*Task brief*. Exactly as they appear, output all of the entries.

*Entries provided*.
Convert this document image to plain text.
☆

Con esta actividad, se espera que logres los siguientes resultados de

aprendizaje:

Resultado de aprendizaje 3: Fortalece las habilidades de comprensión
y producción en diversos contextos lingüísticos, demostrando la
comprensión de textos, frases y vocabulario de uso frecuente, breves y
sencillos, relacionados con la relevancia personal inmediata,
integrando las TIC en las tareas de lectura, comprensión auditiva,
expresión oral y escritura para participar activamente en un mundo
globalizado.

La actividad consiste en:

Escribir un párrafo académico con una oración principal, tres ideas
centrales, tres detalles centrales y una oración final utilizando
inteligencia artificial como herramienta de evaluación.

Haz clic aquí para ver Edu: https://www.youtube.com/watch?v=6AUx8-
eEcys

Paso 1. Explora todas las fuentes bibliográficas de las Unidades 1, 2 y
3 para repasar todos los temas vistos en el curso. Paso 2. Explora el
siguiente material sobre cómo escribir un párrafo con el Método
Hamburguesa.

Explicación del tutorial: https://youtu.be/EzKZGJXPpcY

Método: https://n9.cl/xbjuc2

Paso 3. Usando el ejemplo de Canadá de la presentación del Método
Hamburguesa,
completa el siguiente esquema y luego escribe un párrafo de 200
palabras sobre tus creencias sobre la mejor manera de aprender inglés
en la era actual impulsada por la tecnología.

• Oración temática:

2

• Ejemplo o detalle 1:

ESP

*Complete response*.
Convert this document image to plain text.
☆

Con esta actividad, se espera que logres los siguientes resultados de

aprendizaje:

Resultado de aprendizaje 3: Fortalece las habilidades de comprensión
y producción en diversos contextos lingüísticos, demostrando la
comprensión de textos, frases y vocabulario de uso frecuente, breves y
sencillos, relacionados con la relevancia personal inmediata,
integrando las TIC en las tareas de lectura, comprensión auditiva,
expresión oral y escritura para participar activamente en un mundo
globalizado.

La actividad consiste en:

Escribir un párrafo académico con una oración principal, tres ideas
centrales, tres detalles centrales y una oración final utilizando
inteligencia artificial como herramienta de evaluación.

Haz clic aquí para ver Edu: https://www.youtube.com/watch?v=6AUx8-
eEcys

Paso 1. Explora todas las fuentes bibliográficas de las Unidades 1, 2 y
3 para repasar todos los temas vistos en el curso. Paso 2. Explora el
siguiente material sobre cómo escribir un párrafo con el Método
Hamburguesa.

Explicación del tutorial: https://youtu.be/EzKZGJXPpcY

Método: https://n9.cl/xbjuc2

Paso 3. Usando el ejemplo de Canadá de la presentación del Método
Hamburguesa,
completa el siguiente esquema y luego escribe un párrafo de 200
palabras sobre tus creencias sobre la mejor manera de aprender inglés
en la era actual impulsada por la tecnología.

• Oración temática:

2

• Ejemplo o detalle 1:

ESP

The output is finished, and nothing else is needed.